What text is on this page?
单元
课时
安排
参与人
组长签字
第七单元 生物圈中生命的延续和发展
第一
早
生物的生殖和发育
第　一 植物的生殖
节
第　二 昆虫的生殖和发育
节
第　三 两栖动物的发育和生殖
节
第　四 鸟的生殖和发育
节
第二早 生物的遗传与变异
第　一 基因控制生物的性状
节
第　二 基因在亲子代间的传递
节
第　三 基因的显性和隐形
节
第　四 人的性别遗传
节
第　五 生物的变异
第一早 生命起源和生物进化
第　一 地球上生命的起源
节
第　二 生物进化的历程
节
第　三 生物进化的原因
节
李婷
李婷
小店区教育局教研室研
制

• • • • • • •

Retype all the records, matching them exactly.

What text is on this page?
单元
课时
安排
参与人
组长签字
第七单元 生物圈中生命的延续和发展
第一
早
生物的生殖和发育
第　一 植物的生殖
节
第　二 昆虫的生殖和发育
节
第　三 两栖动物的发育和生殖
节
第　四 鸟的生殖和发育
节
第二早 生物的遗传与变异
第　一 基因控制生物的性状
节
第　二 基因在亲子代间的传递
节
第　三 基因的显性和隐形
节
第　四 人的性别遗传
节
第　五 生物的变异
第一早 生命起源和生物进化
第　一 地球上生命的起源
节
第　二 生物进化的历程
节
第　三 生物进化的原因
节
李婷
李婷
小店区教育局教研室研
制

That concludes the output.